[Problem requirements]: Copy out all the lines in the records that include the word "data".

Stored items from a collection:
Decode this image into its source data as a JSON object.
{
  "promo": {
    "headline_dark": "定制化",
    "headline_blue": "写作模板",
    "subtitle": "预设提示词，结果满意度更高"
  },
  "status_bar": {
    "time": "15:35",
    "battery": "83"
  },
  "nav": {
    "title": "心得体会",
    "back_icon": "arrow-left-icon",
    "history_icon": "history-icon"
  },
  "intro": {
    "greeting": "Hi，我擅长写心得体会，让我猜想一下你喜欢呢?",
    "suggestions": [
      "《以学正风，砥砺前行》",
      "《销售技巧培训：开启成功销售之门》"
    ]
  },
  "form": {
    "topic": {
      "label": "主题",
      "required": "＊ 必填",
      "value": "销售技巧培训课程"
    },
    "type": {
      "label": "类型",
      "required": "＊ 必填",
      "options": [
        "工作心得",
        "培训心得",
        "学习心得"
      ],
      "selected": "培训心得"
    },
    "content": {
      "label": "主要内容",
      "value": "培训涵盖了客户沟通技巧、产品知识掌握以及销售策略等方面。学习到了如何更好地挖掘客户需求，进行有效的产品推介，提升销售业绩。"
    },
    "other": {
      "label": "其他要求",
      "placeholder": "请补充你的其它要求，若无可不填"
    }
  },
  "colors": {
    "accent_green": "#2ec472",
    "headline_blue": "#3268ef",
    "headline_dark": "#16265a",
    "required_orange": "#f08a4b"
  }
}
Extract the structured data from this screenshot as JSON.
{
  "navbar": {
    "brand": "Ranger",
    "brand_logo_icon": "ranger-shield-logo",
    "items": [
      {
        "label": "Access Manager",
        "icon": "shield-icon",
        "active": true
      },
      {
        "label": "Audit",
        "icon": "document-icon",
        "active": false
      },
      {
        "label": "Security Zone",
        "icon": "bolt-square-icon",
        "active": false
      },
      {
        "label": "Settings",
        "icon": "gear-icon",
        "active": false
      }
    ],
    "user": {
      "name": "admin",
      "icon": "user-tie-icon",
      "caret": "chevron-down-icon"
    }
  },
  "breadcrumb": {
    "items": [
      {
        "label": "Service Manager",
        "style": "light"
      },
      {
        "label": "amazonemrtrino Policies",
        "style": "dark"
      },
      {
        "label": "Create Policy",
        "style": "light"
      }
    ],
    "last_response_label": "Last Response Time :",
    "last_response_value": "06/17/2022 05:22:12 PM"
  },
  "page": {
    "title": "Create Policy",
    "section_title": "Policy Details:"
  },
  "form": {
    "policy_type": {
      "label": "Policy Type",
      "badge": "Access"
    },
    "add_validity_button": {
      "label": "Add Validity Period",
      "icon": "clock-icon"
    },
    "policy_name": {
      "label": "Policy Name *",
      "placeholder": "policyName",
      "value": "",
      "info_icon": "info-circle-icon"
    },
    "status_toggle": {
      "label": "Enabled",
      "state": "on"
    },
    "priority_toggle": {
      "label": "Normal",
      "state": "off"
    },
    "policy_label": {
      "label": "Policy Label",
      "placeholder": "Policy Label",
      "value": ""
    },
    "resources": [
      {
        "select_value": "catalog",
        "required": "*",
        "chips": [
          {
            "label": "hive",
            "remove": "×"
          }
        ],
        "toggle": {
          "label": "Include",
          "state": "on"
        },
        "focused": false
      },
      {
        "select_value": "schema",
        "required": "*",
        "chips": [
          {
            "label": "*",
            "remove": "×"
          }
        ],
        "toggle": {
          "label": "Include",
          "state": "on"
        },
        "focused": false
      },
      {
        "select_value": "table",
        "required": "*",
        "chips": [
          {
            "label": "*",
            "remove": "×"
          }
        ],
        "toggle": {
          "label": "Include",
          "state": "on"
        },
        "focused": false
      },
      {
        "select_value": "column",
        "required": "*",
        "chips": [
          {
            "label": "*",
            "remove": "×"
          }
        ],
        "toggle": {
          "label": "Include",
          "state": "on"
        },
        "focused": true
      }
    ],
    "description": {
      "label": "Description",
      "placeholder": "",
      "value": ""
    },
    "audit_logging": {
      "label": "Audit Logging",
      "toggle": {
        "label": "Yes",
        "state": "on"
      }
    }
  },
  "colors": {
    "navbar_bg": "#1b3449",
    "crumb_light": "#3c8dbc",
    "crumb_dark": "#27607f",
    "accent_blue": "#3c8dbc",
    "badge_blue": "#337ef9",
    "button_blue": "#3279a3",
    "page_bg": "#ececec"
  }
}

[The result]:
Decode this image into its source data as a JSON object.
Extract the structured data from this screenshot as JSON.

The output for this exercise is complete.